**EXERCISE INSTRUCTIONS**
Convert every line of the listing below into a Markdown table with the columns "Row" and "Listing line", numbering the rows in order and leaving out blank lines.

**STORED ROWS**
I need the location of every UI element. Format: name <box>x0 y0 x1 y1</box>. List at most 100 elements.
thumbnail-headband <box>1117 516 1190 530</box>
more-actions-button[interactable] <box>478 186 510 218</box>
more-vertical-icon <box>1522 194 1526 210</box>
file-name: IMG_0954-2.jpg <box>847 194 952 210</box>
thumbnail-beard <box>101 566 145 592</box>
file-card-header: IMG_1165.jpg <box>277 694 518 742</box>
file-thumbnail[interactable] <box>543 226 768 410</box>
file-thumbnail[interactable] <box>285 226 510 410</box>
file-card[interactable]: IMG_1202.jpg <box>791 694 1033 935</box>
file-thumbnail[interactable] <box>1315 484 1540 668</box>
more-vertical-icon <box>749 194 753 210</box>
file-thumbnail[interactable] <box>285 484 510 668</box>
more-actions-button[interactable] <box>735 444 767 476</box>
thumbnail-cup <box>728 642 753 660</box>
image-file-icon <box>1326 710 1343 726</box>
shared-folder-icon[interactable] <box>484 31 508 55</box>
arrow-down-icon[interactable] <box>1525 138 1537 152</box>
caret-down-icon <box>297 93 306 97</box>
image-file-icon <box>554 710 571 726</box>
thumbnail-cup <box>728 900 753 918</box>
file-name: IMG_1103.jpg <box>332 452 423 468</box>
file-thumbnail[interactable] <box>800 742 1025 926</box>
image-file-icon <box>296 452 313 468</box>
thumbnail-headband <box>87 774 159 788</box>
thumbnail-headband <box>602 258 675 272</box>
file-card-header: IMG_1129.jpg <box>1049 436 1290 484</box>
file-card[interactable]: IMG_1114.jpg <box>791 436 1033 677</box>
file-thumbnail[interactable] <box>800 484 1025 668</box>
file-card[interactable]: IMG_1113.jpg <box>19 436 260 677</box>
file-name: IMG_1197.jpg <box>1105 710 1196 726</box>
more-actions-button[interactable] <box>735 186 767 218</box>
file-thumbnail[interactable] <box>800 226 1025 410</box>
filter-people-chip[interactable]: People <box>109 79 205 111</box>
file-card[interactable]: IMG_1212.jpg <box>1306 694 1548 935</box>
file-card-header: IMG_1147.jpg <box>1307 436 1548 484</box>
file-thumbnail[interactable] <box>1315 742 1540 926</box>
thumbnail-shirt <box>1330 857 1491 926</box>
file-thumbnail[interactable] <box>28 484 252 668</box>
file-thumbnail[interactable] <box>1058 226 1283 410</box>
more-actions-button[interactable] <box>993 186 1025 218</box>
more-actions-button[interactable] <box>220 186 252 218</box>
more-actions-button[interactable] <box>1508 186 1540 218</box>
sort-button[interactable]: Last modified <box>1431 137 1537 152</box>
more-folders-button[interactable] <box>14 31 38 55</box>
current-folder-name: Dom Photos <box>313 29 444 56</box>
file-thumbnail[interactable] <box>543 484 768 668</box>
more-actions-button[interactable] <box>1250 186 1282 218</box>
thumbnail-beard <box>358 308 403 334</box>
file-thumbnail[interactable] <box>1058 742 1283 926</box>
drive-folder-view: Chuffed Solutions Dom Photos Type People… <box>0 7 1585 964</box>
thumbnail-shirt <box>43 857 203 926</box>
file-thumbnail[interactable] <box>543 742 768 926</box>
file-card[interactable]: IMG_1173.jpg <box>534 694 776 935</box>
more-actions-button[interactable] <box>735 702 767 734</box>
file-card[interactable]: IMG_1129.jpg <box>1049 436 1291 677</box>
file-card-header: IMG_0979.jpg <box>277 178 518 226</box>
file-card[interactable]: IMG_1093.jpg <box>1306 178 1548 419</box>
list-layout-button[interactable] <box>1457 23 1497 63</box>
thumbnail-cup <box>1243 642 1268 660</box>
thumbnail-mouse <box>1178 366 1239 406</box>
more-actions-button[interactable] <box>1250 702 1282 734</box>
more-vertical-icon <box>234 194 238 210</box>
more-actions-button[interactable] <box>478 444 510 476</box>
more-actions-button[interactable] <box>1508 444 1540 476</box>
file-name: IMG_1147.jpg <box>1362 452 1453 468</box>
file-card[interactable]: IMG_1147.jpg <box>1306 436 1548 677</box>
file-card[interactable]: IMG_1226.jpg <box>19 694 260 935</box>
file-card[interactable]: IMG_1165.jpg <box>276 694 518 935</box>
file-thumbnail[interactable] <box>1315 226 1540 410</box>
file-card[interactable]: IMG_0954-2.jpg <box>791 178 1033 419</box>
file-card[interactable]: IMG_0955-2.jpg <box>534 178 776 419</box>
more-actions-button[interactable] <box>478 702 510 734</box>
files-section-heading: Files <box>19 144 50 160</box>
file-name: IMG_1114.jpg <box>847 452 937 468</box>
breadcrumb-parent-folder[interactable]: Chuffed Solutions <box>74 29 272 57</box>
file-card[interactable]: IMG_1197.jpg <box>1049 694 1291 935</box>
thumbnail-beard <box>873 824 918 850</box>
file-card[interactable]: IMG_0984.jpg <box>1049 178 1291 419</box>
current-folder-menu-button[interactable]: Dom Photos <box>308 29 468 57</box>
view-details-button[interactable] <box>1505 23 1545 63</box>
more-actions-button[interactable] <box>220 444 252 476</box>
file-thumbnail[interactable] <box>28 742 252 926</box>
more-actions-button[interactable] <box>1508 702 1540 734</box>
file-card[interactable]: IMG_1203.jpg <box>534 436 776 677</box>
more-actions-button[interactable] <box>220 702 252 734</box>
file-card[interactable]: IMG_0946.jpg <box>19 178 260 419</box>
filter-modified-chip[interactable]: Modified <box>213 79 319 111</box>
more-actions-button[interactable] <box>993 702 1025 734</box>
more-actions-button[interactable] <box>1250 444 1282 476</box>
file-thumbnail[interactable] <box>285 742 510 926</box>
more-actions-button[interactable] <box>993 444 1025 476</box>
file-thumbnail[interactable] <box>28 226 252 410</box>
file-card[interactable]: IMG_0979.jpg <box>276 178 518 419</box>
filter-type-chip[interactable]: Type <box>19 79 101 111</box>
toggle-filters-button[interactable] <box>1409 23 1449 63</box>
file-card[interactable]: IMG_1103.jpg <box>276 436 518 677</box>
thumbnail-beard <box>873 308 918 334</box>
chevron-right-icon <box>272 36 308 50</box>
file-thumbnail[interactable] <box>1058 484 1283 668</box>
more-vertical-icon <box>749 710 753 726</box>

**FINAL RESULT**
| Row | Listing line |
|---|---|
| 1 | I need the location of every UI element. Format: name <box>x0 y0 x1 y1</box>. List at most 100 elements. |
| 2 | thumbnail-headband <box>1117 516 1190 530</box> |
| 3 | more-actions-button[interactable] <box>478 186 510 218</box> |
| 4 | more-vertical-icon <box>1522 194 1526 210</box> |
| 5 | file-name: IMG_0954-2.jpg <box>847 194 952 210</box> |
| 6 | thumbnail-beard <box>101 566 145 592</box> |
| 7 | file-card-header: IMG_1165.jpg <box>277 694 518 742</box> |
| 8 | file-thumbnail[interactable] <box>543 226 768 410</box> |
| 9 | file-thumbnail[interactable] <box>285 226 510 410</box> |
| 10 | file-card[interactable]: IMG_1202.jpg <box>791 694 1033 935</box> |
| 11 | file-thumbnail[interactable] <box>1315 484 1540 668</box> |
| 12 | more-vertical-icon <box>749 194 753 210</box> |
| 13 | file-thumbnail[interactable] <box>285 484 510 668</box> |
| 14 | more-actions-button[interactable] <box>735 444 767 476</box> |
| 15 | thumbnail-cup <box>728 642 753 660</box> |
| 16 | image-file-icon <box>1326 710 1343 726</box> |
| 17 | shared-folder-icon[interactable] <box>484 31 508 55</box> |
| 18 | arrow-down-icon[interactable] <box>1525 138 1537 152</box> |
| 19 | caret-down-icon <box>297 93 306 97</box> |
| 20 | image-file-icon <box>554 710 571 726</box> |
| 21 | thumbnail-cup <box>728 900 753 918</box> |
| 22 | file-name: IMG_1103.jpg <box>332 452 423 468</box> |
| 23 | file-thumbnail[interactable] <box>800 742 1025 926</box> |
| 24 | image-file-icon <box>296 452 313 468</box> |
| 25 | thumbnail-headband <box>87 774 159 788</box> |
| 26 | thumbnail-headband <box>602 258 675 272</box> |
| 27 | file-card-header: IMG_1129.jpg <box>1049 436 1290 484</box> |
| 28 | file-card[interactable]: IMG_1114.jpg <box>791 436 1033 677</box> |
| 29 | file-thumbnail[interactable] <box>800 484 1025 668</box> |
| 30 | file-card[interactable]: IMG_1113.jpg <box>19 436 260 677</box> |
| 31 | file-name: IMG_1197.jpg <box>1105 710 1196 726</box> |
| 32 | more-actions-button[interactable] <box>735 186 767 218</box> |
| 33 | file-thumbnail[interactable] <box>800 226 1025 410</box> |
| 34 | filter-people-chip[interactable]: People <box>109 79 205 111</box> |
| 35 | file-card[interactable]: IMG_1212.jpg <box>1306 694 1548 935</box> |
| 36 | file-card-header: IMG_1147.jpg <box>1307 436 1548 484</box> |
| 37 | file-thumbnail[interactable] <box>1315 742 1540 926</box> |
| 38 | thumbnail-shirt <box>1330 857 1491 926</box> |
| 39 | file-thumbnail[interactable] <box>28 484 252 668</box> |
| 40 | file-thumbnail[interactable] <box>1058 226 1283 410</box> |
| 41 | more-actions-button[interactable] <box>993 186 1025 218</box> |
| 42 | more-actions-button[interactable] <box>220 186 252 218</box> |
| 43 | more-actions-button[interactable] <box>1508 186 1540 218</box> |
| 44 | sort-button[interactable]: Last modified <box>1431 137 1537 152</box> |
| 45 | more-folders-button[interactable] <box>14 31 38 55</box> |
| 46 | current-folder-name: Dom Photos <box>313 29 444 56</box> |
| 47 | file-thumbnail[interactable] <box>543 484 768 668</box> |
| 48 | more-actions-button[interactable] <box>1250 186 1282 218</box> |
| 49 | thumbnail-beard <box>358 308 403 334</box> |
| 50 | file-thumbnail[interactable] <box>1058 742 1283 926</box> |
| 51 | drive-folder-view: Chuffed Solutions Dom Photos Type People… <box>0 7 1585 964</box> |
| 52 | thumbnail-shirt <box>43 857 203 926</box> |
| 53 | file-thumbnail[interactable] <box>543 742 768 926</box> |
| 54 | file-card[interactable]: IMG_1173.jpg <box>534 694 776 935</box> |
| 55 | more-actions-button[interactable] <box>735 702 767 734</box> |
| 56 | file-card[interactable]: IMG_1129.jpg <box>1049 436 1291 677</box> |
| 57 | file-card-header: IMG_0979.jpg <box>277 178 518 226</box> |
| 58 | file-card[interactable]: IMG_1093.jpg <box>1306 178 1548 419</box> |
| 59 | list-layout-button[interactable] <box>1457 23 1497 63</box> |
| 60 | thumbnail-cup <box>1243 642 1268 660</box> |
| 61 | thumbnail-mouse <box>1178 366 1239 406</box> |
| 62 | more-actions-button[interactable] <box>1250 702 1282 734</box> |
| 63 | more-vertical-icon <box>234 194 238 210</box> |
| 64 | more-actions-button[interactable] <box>478 444 510 476</box> |
| 65 | more-actions-button[interactable] <box>1508 444 1540 476</box> |
| 66 | file-name: IMG_1147.jpg <box>1362 452 1453 468</box> |
| 67 | file-card[interactable]: IMG_1147.jpg <box>1306 436 1548 677</box> |
| 68 | file-card[interactable]: IMG_1226.jpg <box>19 694 260 935</box> |
| 69 | file-card[interactable]: IMG_1165.jpg <box>276 694 518 935</box> |
| 70 | file-thumbnail[interactable] <box>1315 226 1540 410</box> |
| 71 | file-card[interactable]: IMG_0954-2.jpg <box>791 178 1033 419</box> |
| 72 | file-card[interactable]: IMG_0955-2.jpg <box>534 178 776 419</box> |
| 73 | more-actions-button[interactable] <box>478 702 510 734</box> |
| 74 | files-section-heading: Files <box>19 144 50 160</box> |
| 75 | file-name: IMG_1114.jpg <box>847 452 937 468</box> |
| 76 | breadcrumb-parent-folder[interactable]: Chuffed Solutions <box>74 29 272 57</box> |
| 77 | file-card[interactable]: IMG_1197.jpg <box>1049 694 1291 935</box> |
| 78 | thumbnail-beard <box>873 824 918 850</box> |
| 79 | file-card[interactable]: IMG_0984.jpg <box>1049 178 1291 419</box> |
| 80 | current-folder-menu-button[interactable]: Dom Photos <box>308 29 468 57</box> |
| 81 | view-details-button[interactable] <box>1505 23 1545 63</box> |
| 82 | more-actions-button[interactable] <box>220 444 252 476</box> |
| 83 | file-thumbnail[interactable] <box>28 742 252 926</box> |
| 84 | more-actions-button[interactable] <box>1508 702 1540 734</box> |
| 85 | file-card[interactable]: IMG_1203.jpg <box>534 436 776 677</box> |
| 86 | more-actions-button[interactable] <box>220 702 252 734</box> |
| 87 | file-card[interactable]: IMG_0946.jpg <box>19 178 260 419</box> |
| 88 | filter-modified-chip[interactable]: Modified <box>213 79 319 111</box> |
| 89 | more-actions-button[interactable] <box>993 702 1025 734</box> |
| 90 | more-actions-button[interactable] <box>1250 444 1282 476</box> |
| 91 | file-thumbnail[interactable] <box>285 742 510 926</box> |
| 92 | more-actions-button[interactable] <box>993 444 1025 476</box> |
| 93 | file-thumbnail[interactable] <box>28 226 252 410</box> |
| 94 | file-card[interactable]: IMG_0979.jpg <box>276 178 518 419</box> |
| 95 | filter-type-chip[interactable]: Type <box>19 79 101 111</box> |
| 96 | toggle-filters-button[interactable] <box>1409 23 1449 63</box> |
| 97 | file-card[interactable]: IMG_1103.jpg <box>276 436 518 677</box> |
| 98 | thumbnail-beard <box>873 308 918 334</box> |
| 99 | chevron-right-icon <box>272 36 308 50</box> |
| 100 | file-thumbnail[interactable] <box>1058 484 1283 668</box> |
| 101 | more-vertical-icon <box>749 710 753 726</box> |